EXERCISE TASK → The listing beneath should be written out in full, exactly as shown.

(Items listed in a dataset)
►

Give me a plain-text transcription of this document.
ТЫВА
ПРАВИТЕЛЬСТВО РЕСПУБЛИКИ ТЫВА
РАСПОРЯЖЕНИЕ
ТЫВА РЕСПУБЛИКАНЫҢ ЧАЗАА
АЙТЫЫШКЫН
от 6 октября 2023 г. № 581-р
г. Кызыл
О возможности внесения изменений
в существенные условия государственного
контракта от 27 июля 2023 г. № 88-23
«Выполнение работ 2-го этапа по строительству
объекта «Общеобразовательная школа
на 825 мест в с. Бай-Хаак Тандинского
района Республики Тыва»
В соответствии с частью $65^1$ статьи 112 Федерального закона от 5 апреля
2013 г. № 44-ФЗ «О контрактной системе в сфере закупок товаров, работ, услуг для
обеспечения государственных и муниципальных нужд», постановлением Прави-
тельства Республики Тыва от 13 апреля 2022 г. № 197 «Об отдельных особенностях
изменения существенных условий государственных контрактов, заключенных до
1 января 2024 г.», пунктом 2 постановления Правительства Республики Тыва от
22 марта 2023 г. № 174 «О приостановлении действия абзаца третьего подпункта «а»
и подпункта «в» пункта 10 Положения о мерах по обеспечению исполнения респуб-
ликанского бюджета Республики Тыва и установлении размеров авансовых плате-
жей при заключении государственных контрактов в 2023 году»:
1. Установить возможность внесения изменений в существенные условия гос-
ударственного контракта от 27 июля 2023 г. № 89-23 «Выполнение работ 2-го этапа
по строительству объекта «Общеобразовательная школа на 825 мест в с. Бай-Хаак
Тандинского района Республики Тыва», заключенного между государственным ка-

◄

EXERCISE RESULT →
Give me a plain-text transcription of this document.
ТЫВА
ПРАВИТЕЛЬСТВО РЕСПУБЛИКИ ТЫВА
РАСПОРЯЖЕНИЕ
ТЫВА РЕСПУБЛИКАНЫҢ ЧАЗАА
АЙТЫЫШКЫН
от 6 октября 2023 г. № 581-р
г. Кызыл
О возможности внесения изменений
в существенные условия государственного
контракта от 27 июля 2023 г. № 88-23
«Выполнение работ 2-го этапа по строительству
объекта «Общеобразовательная школа
на 825 мест в с. Бай-Хаак Тандинского
района Республики Тыва»
В соответствии с частью $65^1$ статьи 112 Федерального закона от 5 апреля
2013 г. № 44-ФЗ «О контрактной системе в сфере закупок товаров, работ, услуг для
обеспечения государственных и муниципальных нужд», постановлением Прави-
тельства Республики Тыва от 13 апреля 2022 г. № 197 «Об отдельных особенностях
изменения существенных условий государственных контрактов, заключенных до
1 января 2024 г.», пунктом 2 постановления Правительства Республики Тыва от
22 марта 2023 г. № 174 «О приостановлении действия абзаца третьего подпункта «а»
и подпункта «в» пункта 10 Положения о мерах по обеспечению исполнения респуб-
ликанского бюджета Республики Тыва и установлении размеров авансовых плате-
жей при заключении государственных контрактов в 2023 году»:
1. Установить возможность внесения изменений в существенные условия гос-
ударственного контракта от 27 июля 2023 г. № 89-23 «Выполнение работ 2-го этапа
по строительству объекта «Общеобразовательная школа на 825 мест в с. Бай-Хаак
Тандинского района Республики Тыва», заключенного между государственным ка-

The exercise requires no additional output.